Listing:
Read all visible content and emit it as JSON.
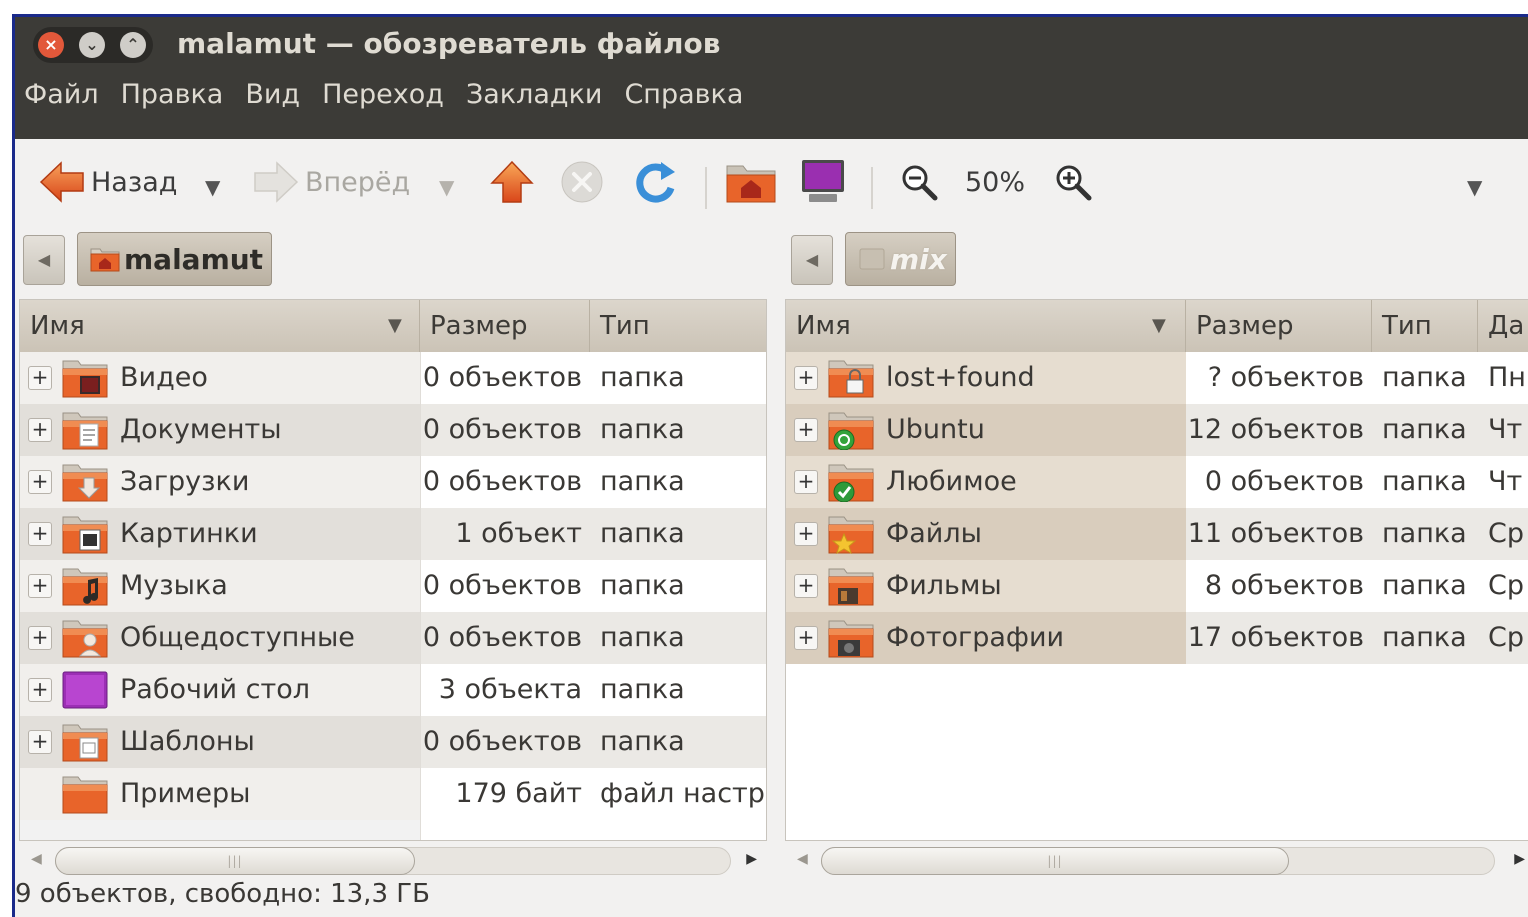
{
  "window": {
    "title": "malamut — обозреватель файлов",
    "controls": {
      "close": "×",
      "minimize": "⌄",
      "maximize": "⌃"
    }
  },
  "menu": [
    "Файл",
    "Правка",
    "Вид",
    "Переход",
    "Закладки",
    "Справка"
  ],
  "toolbar": {
    "back_label": "Назад",
    "forward_label": "Вперёд",
    "zoom_level": "50%"
  },
  "left_pane": {
    "location": "malamut",
    "columns": {
      "name": "Имя",
      "size": "Размер",
      "type": "Тип"
    },
    "rows": [
      {
        "name": "Видео",
        "size": "0 объектов",
        "type": "папка",
        "icon": "video-folder-icon",
        "expandable": true
      },
      {
        "name": "Документы",
        "size": "0 объектов",
        "type": "папка",
        "icon": "documents-folder-icon",
        "expandable": true
      },
      {
        "name": "Загрузки",
        "size": "0 объектов",
        "type": "папка",
        "icon": "downloads-folder-icon",
        "expandable": true
      },
      {
        "name": "Картинки",
        "size": "1 объект",
        "type": "папка",
        "icon": "pictures-folder-icon",
        "expandable": true
      },
      {
        "name": "Музыка",
        "size": "0 объектов",
        "type": "папка",
        "icon": "music-folder-icon",
        "expandable": true
      },
      {
        "name": "Общедоступные",
        "size": "0 объектов",
        "type": "папка",
        "icon": "public-folder-icon",
        "expandable": true
      },
      {
        "name": "Рабочий стол",
        "size": "3 объекта",
        "type": "папка",
        "icon": "desktop-folder-icon",
        "expandable": true
      },
      {
        "name": "Шаблоны",
        "size": "0 объектов",
        "type": "папка",
        "icon": "templates-folder-icon",
        "expandable": true
      },
      {
        "name": "Примеры",
        "size": "179 байт",
        "type": "файл настр",
        "icon": "folder-icon",
        "expandable": false
      }
    ]
  },
  "right_pane": {
    "location": "mix",
    "columns": {
      "name": "Имя",
      "size": "Размер",
      "type": "Тип",
      "date": "Да"
    },
    "rows": [
      {
        "name": "lost+found",
        "size": "? объектов",
        "type": "папка",
        "date": "Пн",
        "icon": "locked-folder-icon"
      },
      {
        "name": "Ubuntu",
        "size": "12 объектов",
        "type": "папка",
        "date": "Чт",
        "icon": "ubuntu-folder-icon"
      },
      {
        "name": "Любимое",
        "size": "0 объектов",
        "type": "папка",
        "date": "Чт",
        "icon": "favorite-folder-icon"
      },
      {
        "name": "Файлы",
        "size": "11 объектов",
        "type": "папка",
        "date": "Ср",
        "icon": "star-folder-icon"
      },
      {
        "name": "Фильмы",
        "size": "8 объектов",
        "type": "папка",
        "date": "Ср",
        "icon": "movies-folder-icon"
      },
      {
        "name": "Фотографии",
        "size": "17 объектов",
        "type": "папка",
        "date": "Ср",
        "icon": "photos-folder-icon"
      }
    ]
  },
  "status": "9 объектов, свободно: 13,3 ГБ",
  "colors": {
    "titlebar": "#3c3b37",
    "title_text": "#dfdbd2",
    "close_button": "#e2583a",
    "folder_orange": "#e8642a",
    "selected_row": "#d4c8b8"
  }
}
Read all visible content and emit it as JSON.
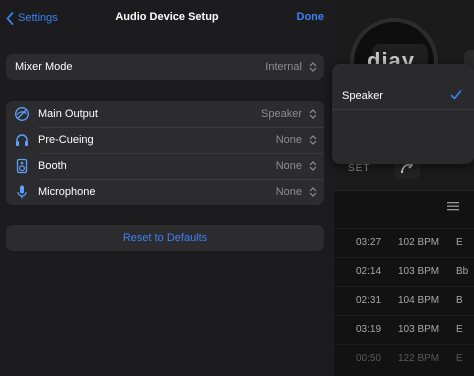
{
  "nav": {
    "back_label": "Settings",
    "title": "Audio Device Setup",
    "done_label": "Done"
  },
  "mixer": {
    "label": "Mixer Mode",
    "value": "Internal"
  },
  "outputs": [
    {
      "label": "Main Output",
      "value": "Speaker",
      "icon": "audio-output-icon"
    },
    {
      "label": "Pre-Cueing",
      "value": "None",
      "icon": "headphones-icon"
    },
    {
      "label": "Booth",
      "value": "None",
      "icon": "speaker-icon"
    },
    {
      "label": "Microphone",
      "value": "None",
      "icon": "microphone-icon"
    }
  ],
  "reset_label": "Reset to Defaults",
  "popover": {
    "options": [
      {
        "label": "Speaker",
        "selected": true
      }
    ]
  },
  "background_app": {
    "logo": "djay",
    "set_label": "SET",
    "tracks": [
      {
        "time": "03:27",
        "bpm": "102 BPM",
        "key": "E"
      },
      {
        "time": "02:14",
        "bpm": "103 BPM",
        "key": "Bb"
      },
      {
        "time": "02:31",
        "bpm": "104 BPM",
        "key": "B"
      },
      {
        "time": "03:19",
        "bpm": "103 BPM",
        "key": "E"
      },
      {
        "time": "00:50",
        "bpm": "122 BPM",
        "key": "E"
      }
    ]
  },
  "colors": {
    "accent": "#3b82f6",
    "sheet_bg": "#1c1c1e",
    "group_bg": "#2c2c2e",
    "secondary_text": "#8e8e93"
  }
}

Problem: Looking at the data above, show all lines where the word "malamut" occurs.

Exercise output:
    "title": "malamut — обозреватель файлов",
    "location": "malamut",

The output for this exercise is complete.